WHAT YOU HAVE TO DO - Copy every line of the records below where the word "vehículos" occurs.

+===+

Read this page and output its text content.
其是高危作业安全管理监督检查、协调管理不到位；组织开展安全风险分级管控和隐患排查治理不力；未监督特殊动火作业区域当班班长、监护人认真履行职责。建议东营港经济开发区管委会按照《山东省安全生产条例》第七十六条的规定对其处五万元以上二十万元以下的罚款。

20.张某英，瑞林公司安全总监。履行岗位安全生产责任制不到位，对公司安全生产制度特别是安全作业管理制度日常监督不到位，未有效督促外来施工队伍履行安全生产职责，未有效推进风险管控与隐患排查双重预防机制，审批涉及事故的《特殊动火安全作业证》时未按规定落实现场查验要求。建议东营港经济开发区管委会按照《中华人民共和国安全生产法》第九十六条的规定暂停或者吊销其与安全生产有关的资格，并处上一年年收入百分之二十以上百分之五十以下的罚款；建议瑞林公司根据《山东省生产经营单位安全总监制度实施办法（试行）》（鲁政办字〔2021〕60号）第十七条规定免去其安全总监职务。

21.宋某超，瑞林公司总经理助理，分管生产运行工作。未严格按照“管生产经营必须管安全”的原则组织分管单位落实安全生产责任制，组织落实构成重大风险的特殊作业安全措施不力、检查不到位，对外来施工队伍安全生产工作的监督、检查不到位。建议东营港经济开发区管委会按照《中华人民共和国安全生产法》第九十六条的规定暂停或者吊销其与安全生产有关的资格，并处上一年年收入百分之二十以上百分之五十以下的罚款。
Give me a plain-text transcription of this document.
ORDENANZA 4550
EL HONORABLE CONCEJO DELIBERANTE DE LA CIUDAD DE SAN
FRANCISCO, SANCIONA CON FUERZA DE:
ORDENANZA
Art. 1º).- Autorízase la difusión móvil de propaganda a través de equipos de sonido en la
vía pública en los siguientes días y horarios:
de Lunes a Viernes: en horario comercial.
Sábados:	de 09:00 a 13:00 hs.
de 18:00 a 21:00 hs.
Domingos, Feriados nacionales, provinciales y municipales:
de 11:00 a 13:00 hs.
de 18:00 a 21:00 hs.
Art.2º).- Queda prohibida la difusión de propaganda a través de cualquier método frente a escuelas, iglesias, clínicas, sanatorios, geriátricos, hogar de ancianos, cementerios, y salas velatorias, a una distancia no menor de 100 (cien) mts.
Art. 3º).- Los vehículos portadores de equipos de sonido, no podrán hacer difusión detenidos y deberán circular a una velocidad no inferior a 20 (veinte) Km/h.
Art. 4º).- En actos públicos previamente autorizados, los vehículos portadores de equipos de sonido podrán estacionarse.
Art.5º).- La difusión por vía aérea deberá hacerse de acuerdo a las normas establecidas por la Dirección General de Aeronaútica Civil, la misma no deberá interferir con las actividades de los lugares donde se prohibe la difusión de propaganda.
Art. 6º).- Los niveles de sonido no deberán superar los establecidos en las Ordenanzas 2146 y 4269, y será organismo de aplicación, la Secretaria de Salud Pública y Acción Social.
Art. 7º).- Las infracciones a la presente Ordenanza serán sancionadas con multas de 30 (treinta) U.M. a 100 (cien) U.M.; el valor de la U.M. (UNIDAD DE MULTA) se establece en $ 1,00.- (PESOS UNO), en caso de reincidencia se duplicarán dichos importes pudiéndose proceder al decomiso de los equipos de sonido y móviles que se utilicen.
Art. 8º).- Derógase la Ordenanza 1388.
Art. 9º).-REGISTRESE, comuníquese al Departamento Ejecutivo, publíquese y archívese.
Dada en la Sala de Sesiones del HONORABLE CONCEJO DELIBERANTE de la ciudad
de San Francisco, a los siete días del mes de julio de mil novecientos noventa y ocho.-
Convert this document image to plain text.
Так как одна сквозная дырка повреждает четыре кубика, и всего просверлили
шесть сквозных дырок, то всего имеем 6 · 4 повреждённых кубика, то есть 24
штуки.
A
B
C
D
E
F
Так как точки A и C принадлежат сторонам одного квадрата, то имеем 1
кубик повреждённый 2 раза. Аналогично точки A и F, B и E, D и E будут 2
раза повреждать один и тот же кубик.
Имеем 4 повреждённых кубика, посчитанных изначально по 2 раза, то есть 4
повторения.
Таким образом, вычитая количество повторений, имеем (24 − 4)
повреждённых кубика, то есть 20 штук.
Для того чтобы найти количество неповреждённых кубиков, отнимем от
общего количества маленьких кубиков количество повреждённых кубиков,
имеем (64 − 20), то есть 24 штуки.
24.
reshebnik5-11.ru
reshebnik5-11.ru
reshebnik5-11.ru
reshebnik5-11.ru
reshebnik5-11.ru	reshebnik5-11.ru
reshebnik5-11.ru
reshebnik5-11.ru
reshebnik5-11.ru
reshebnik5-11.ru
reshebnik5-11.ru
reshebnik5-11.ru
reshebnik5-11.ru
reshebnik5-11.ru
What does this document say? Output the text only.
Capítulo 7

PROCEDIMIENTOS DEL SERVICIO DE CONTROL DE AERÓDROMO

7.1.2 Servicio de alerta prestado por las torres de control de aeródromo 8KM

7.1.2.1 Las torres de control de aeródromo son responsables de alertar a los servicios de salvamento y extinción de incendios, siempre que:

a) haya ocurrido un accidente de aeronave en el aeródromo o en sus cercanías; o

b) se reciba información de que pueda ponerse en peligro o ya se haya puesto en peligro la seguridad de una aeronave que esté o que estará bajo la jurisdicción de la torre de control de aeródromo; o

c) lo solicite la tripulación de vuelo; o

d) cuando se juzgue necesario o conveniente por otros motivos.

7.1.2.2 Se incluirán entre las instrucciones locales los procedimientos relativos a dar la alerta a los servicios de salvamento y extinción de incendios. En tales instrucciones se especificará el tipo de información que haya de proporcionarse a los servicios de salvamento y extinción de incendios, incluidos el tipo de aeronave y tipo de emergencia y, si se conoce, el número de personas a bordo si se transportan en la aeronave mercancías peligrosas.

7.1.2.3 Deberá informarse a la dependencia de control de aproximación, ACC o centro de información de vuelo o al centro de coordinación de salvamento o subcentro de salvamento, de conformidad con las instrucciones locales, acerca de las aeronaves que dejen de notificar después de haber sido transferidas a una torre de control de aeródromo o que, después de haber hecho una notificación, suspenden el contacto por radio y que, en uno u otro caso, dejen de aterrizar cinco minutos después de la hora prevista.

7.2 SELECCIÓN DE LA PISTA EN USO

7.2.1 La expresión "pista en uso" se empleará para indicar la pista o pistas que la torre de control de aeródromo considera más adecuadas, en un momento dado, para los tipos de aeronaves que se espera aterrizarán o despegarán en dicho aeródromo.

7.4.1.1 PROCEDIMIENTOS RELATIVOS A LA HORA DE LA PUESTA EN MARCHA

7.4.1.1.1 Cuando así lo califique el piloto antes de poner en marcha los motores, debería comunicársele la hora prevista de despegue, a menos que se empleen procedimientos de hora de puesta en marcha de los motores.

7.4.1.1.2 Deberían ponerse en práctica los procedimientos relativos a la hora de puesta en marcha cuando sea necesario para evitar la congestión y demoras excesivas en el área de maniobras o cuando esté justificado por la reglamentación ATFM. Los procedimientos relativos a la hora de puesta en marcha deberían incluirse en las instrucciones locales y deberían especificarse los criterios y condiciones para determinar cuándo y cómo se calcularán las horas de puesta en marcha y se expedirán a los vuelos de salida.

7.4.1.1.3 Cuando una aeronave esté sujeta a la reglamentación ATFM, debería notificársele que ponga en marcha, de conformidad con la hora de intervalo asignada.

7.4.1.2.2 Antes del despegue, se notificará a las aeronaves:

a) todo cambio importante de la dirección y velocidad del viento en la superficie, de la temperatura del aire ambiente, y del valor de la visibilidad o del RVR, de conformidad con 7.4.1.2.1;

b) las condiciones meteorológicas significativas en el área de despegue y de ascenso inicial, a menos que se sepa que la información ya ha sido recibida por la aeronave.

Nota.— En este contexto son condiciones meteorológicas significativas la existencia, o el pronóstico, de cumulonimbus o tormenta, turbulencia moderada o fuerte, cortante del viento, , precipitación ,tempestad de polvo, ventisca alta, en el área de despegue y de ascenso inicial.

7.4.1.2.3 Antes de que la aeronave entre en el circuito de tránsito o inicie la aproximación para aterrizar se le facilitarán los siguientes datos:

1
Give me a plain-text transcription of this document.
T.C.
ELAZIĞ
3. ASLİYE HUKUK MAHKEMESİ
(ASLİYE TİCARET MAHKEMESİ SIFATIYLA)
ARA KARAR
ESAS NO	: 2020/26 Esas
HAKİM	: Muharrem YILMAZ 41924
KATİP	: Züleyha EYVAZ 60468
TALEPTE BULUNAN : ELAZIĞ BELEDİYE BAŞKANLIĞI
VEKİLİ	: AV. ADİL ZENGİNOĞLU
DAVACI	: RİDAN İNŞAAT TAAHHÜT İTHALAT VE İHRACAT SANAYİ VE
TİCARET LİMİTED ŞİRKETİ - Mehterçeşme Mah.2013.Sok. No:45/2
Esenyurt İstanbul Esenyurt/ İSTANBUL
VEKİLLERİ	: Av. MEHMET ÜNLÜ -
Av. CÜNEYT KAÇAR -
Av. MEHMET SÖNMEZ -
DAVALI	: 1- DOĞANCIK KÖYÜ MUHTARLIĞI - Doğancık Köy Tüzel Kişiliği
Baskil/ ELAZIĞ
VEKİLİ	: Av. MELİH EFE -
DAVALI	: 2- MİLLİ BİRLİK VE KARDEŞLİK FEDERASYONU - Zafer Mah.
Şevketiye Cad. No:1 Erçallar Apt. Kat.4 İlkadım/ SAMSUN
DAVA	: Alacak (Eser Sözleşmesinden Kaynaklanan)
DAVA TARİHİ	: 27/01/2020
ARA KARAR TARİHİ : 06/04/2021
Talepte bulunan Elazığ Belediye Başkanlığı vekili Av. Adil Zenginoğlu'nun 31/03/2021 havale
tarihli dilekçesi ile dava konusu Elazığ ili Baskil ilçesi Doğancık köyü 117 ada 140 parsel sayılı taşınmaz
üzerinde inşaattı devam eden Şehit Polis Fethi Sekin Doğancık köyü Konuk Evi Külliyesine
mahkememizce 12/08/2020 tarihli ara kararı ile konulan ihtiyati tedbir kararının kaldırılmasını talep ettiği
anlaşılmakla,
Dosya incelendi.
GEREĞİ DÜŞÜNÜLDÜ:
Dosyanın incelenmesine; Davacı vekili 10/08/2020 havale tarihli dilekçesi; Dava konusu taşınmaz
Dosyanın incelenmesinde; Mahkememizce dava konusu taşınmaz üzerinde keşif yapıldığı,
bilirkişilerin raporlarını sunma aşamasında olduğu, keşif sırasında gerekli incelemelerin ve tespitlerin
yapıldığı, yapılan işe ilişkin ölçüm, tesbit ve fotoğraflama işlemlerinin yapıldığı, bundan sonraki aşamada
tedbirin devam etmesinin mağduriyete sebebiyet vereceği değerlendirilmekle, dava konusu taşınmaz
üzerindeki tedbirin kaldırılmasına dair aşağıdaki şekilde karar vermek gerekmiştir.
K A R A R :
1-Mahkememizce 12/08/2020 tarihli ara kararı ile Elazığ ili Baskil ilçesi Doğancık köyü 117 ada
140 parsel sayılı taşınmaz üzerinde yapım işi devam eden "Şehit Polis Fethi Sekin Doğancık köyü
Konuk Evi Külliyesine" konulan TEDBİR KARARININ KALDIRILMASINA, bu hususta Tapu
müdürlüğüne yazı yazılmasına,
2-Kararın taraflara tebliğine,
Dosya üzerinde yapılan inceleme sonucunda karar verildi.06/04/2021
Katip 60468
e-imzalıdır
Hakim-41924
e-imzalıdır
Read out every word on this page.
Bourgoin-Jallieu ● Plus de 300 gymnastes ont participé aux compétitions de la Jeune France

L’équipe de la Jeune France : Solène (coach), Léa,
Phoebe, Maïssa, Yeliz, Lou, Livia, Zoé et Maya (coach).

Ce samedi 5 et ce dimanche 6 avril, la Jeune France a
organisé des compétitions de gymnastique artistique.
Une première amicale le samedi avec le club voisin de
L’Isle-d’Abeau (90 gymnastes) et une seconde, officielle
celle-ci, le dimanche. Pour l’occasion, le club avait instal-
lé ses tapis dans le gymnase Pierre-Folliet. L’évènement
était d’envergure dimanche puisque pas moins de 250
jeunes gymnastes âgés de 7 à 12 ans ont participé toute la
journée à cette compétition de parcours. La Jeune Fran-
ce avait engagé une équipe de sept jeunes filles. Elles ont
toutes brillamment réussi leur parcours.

+===+

FULL OUTPUT -
Art. 3º).- Los vehículos portadores de equipos de sonido, no podrán hacer difusión detenidos y deberán circular a una velocidad no inferior a 20 (veinte) Km/h.
Art. 4º).- En actos públicos previamente autorizados, los vehículos portadores de equipos de sonido podrán estacionarse.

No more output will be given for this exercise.